## [CONSIGNE ÉCRITE 1]
D'après l'extrait sur les combats de la rue de Fleurus, pourquoi certains soldats des photographies portent-ils des couvre-chefs de la marine ? Répondez en une ou deux phrases.

Et puisqu’il est question du R.B.F.M., je place en aparté ce lien où il est question d’un grand acteur qui fut l’un de ses soldats, Jean Gabin :
http://www.rbfm-leclerc.com/gabin.html
Mais j’en reviens à l’enveloppe jaunie. Elle contient une série de trois photographies qui montrent les combats dans ce coude de la rue de Fleurus, avec tirs en direction du jardin du Luxembourg. On y distingue des hommes habillés en civil qui font le coup de feu (des F.F.I. probablement), des soldats casqués et d’autres avec des couvre-chefs de la marine, avec le bachi à pompon rouge. Cet hommes sont issus de la Marine de guerre. Les noms de leurs blindés — dont Corsaire — rappellent l’origine du R.B.F.M. L’une de ces photographies montre la rue noyée dans la fumée : le Corsaire vient de tirer. On aperçoit quelques drapeaux tricolores aux fenêtres. Le soleil brille dans la rue d’Assas. Nous sommes fin août 1944.
25 août 1944, rue de Fleurus, Tank Destroyer M10 en action.

## [CONSIGNE ÉCRITE 2]
Présentez sous forme de liste numérotée les lignes du listing, en commençant par celle qui contient « Text: 42% ↓ » et en terminant par celle qui contient « Text: Contains HM », sans les lignes vides.

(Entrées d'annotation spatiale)
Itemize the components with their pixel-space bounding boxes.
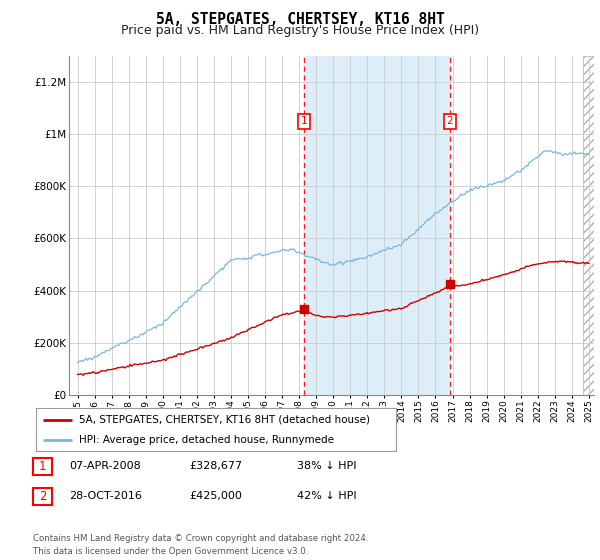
Text: 42% ↓ HPI: 42% ↓ HPI	[297, 491, 356, 501]
Text: 28-OCT-2016: 28-OCT-2016	[69, 491, 142, 501]
Bar	[583, 56, 594, 395]
Text: 2: 2	[39, 489, 46, 503]
Text: 5A, STEPGATES, CHERTSEY, KT16 8HT: 5A, STEPGATES, CHERTSEY, KT16 8HT	[155, 12, 445, 27]
Text: HPI: Average price, detached house, Runnymede: HPI: Average price, detached house, Runn…	[79, 435, 334, 445]
Text: 07-APR-2008: 07-APR-2008	[69, 461, 141, 471]
Text: 2: 2	[446, 116, 453, 126]
Text: 5A, STEPGATES, CHERTSEY, KT16 8HT (detached house): 5A, STEPGATES, CHERTSEY, KT16 8HT (detac…	[79, 415, 370, 424]
Bar	[304, 56, 449, 395]
Text: 1: 1	[301, 116, 307, 126]
Text: Contains HM Land Registry data © Crown copyright and database right 2024.
This d: Contains HM Land Registry data © Crown c…	[33, 534, 368, 556]
Text: £425,000: £425,000	[189, 491, 242, 501]
Text: Price paid vs. HM Land Registry's House Price Index (HPI): Price paid vs. HM Land Registry's House …	[121, 24, 479, 37]
Text: 38% ↓ HPI: 38% ↓ HPI	[297, 461, 356, 471]
Text: 1: 1	[39, 460, 46, 473]
Text: £328,677: £328,677	[189, 461, 242, 471]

## [RÉSULTAT ATTENDU 1]
Certains soldats portent des couvre-chefs de la marine, avec le bachi à pompon rouge, parce que ces hommes sont issus de la Marine de guerre. Les noms de leurs blindés, dont Corsaire, rappellent d'ailleurs cette origine du R.B.F.M.

## [RÉSULTAT ATTENDU 2]
1. Text: 42% ↓ HPI: 42% ↓ HPI	[297, 491, 356, 501]
2. Text: 28-OCT-2016: 28-OCT-2016	[69, 491, 142, 501]
3. Bar	[583, 56, 594, 395]
4. Text: 2: 2	[39, 489, 46, 503]
5. Text: 5A, STEPGATES, CHERTSEY, KT16 8HT: 5A, STEPGATES, CHERTSEY, KT16 8HT	[155, 12, 445, 27]
6. Text: HPI: Average price, detached house, Runnymede: HPI: Average price, detached house, Runn…	[79, 435, 334, 445]
7. Text: 07-APR-2008: 07-APR-2008	[69, 461, 141, 471]
8. Text: 2: 2	[446, 116, 453, 126]
9. Text: 5A, STEPGATES, CHERTSEY, KT16 8HT (detached house): 5A, STEPGATES, CHERTSEY, KT16 8HT (detac…	[79, 415, 370, 424]
10. Bar	[304, 56, 449, 395]
11. Text: 1: 1	[301, 116, 307, 126]
12. Text: Contains HM Land Registry data © Crown copyright and database right 2024.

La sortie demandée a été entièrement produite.